The data
■ ■ ■

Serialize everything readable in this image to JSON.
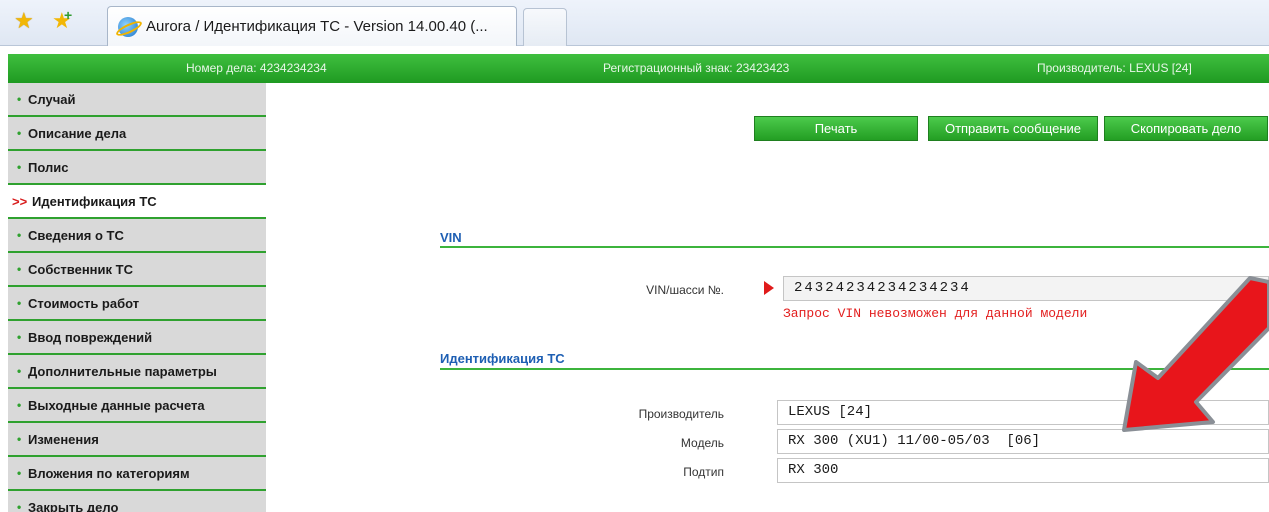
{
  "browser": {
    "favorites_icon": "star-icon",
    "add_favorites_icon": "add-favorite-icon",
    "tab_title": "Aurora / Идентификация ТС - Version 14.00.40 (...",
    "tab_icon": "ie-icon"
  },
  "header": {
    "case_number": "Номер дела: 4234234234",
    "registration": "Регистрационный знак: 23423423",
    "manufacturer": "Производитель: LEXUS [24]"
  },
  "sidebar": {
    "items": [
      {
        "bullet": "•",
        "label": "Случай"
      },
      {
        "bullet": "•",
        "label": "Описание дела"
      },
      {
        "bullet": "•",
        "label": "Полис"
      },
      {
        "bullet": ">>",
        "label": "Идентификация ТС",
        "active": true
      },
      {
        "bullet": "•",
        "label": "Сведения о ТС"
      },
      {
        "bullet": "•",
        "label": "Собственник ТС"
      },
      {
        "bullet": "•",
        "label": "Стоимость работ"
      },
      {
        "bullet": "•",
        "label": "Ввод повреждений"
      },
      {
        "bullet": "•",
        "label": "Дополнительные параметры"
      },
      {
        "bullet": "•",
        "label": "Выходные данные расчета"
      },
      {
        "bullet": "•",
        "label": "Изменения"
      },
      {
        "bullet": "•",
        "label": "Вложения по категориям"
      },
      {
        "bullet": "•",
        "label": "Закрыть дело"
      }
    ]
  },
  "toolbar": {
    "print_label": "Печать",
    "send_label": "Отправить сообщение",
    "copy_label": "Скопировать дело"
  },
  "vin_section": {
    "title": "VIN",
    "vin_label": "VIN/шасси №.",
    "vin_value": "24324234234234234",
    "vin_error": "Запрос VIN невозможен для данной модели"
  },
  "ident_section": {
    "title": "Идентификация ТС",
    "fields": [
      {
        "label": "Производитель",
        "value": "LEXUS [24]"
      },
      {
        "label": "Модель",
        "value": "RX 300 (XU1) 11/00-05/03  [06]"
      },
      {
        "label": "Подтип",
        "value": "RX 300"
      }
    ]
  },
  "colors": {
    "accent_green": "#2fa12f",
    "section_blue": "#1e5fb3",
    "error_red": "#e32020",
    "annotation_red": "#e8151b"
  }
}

■ ■ ■

What you will do
Examine the listing and say how many of its lines contain the string "дело". Give the number alone.

In response
2